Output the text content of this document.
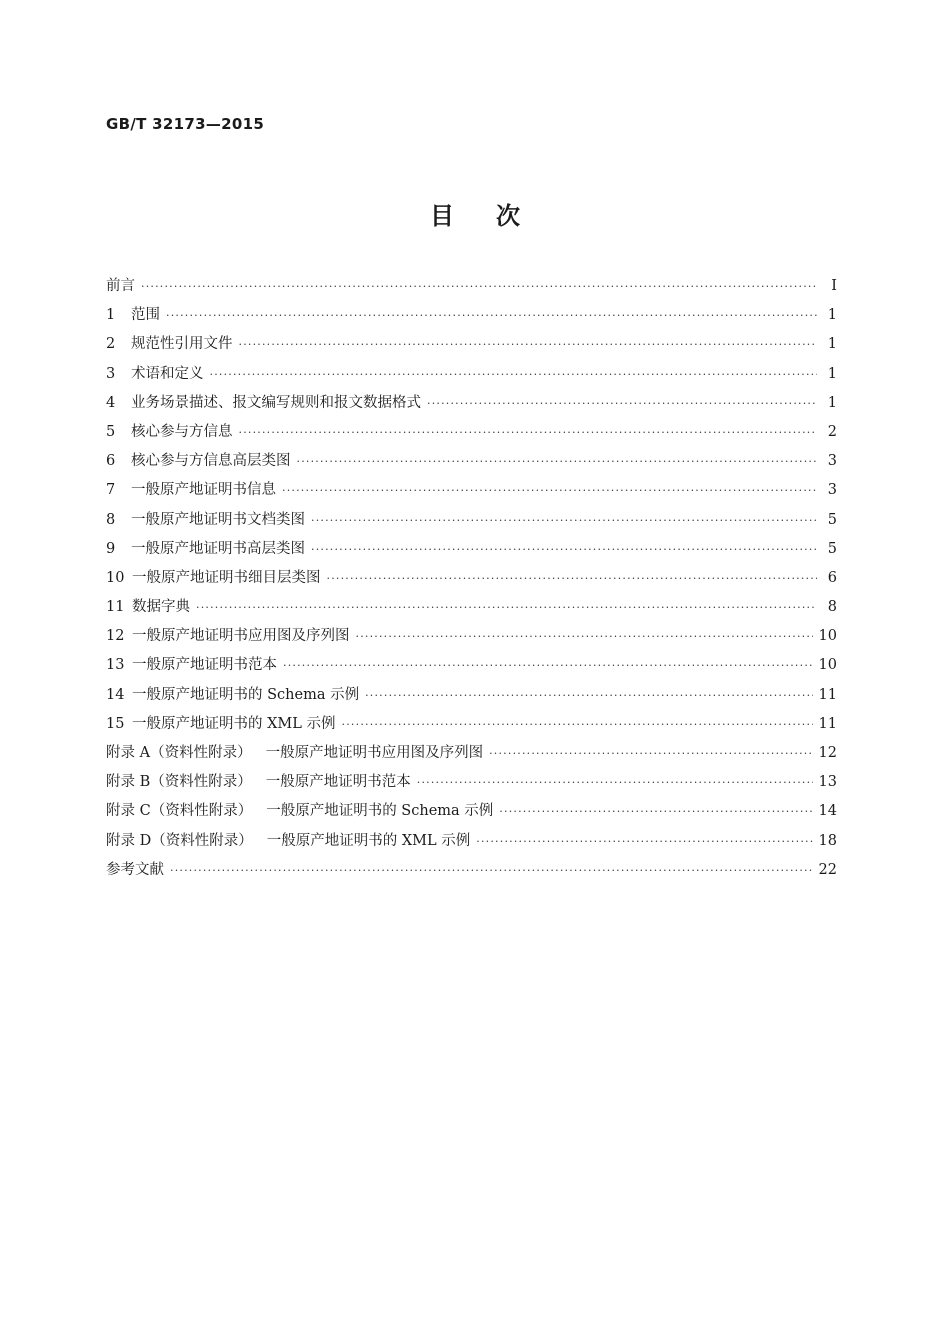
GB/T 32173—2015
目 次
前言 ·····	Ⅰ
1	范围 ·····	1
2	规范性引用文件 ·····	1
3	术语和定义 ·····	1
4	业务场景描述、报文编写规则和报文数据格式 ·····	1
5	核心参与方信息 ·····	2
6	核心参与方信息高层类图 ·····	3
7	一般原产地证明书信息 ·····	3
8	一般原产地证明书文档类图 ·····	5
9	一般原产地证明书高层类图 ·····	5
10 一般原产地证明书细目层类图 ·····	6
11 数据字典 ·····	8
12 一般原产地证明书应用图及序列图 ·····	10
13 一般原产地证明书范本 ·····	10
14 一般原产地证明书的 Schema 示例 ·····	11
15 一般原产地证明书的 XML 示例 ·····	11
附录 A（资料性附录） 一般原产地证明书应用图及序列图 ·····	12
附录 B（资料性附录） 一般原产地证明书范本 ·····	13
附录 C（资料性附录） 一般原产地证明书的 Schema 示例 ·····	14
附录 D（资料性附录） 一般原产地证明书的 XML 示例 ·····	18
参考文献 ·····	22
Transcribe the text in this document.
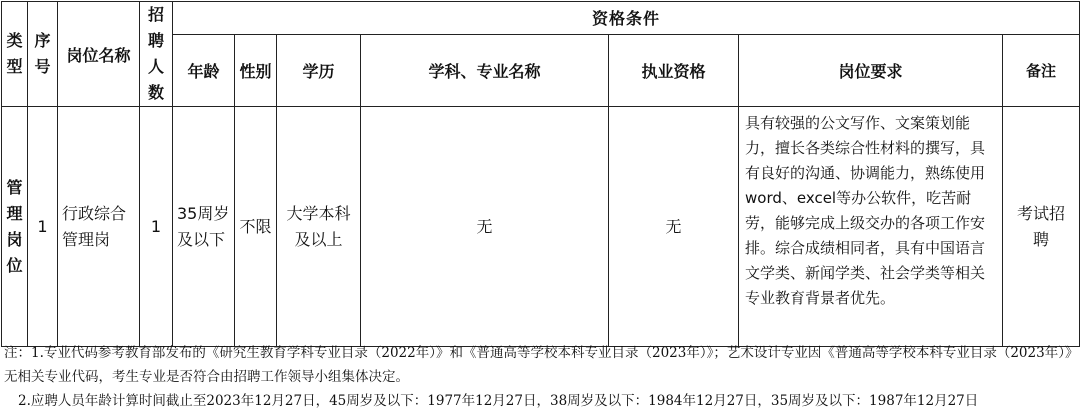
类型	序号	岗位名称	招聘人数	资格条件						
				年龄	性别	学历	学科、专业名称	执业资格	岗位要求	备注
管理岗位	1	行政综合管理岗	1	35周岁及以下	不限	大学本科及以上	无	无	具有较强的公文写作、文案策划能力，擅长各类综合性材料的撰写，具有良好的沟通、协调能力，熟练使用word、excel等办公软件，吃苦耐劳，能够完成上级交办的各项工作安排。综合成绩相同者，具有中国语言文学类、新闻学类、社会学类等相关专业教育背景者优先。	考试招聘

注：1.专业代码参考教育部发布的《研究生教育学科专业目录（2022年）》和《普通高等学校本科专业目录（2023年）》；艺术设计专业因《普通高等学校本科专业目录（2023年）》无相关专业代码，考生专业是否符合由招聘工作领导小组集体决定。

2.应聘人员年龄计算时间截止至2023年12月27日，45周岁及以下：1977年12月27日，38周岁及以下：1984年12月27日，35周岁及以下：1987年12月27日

════════════════

PROBLEM STATEMENT: Each line from the one containing "Transcribe the text in this document." through the last line of the listing is to be given again exactly, with no pictures and no other lines.

EXPECTED OUTPUT:
Transcribe the text in this document.
类型	序号	岗位名称	招聘人数	资格条件						
				年龄	性别	学历	学科、专业名称	执业资格	岗位要求	备注
管理岗位	1	行政综合管理岗	1	35周岁及以下	不限	大学本科及以上	无	无	具有较强的公文写作、文案策划能力，擅长各类综合性材料的撰写，具有良好的沟通、协调能力，熟练使用word、excel等办公软件，吃苦耐劳，能够完成上级交办的各项工作安排。综合成绩相同者，具有中国语言文学类、新闻学类、社会学类等相关专业教育背景者优先。	考试招聘

注：1.专业代码参考教育部发布的《研究生教育学科专业目录（2022年）》和《普通高等学校本科专业目录（2023年）》；艺术设计专业因《普通高等学校本科专业目录（2023年）》无相关专业代码，考生专业是否符合由招聘工作领导小组集体决定。

2.应聘人员年龄计算时间截止至2023年12月27日，45周岁及以下：1977年12月27日，38周岁及以下：1984年12月27日，35周岁及以下：1987年12月27日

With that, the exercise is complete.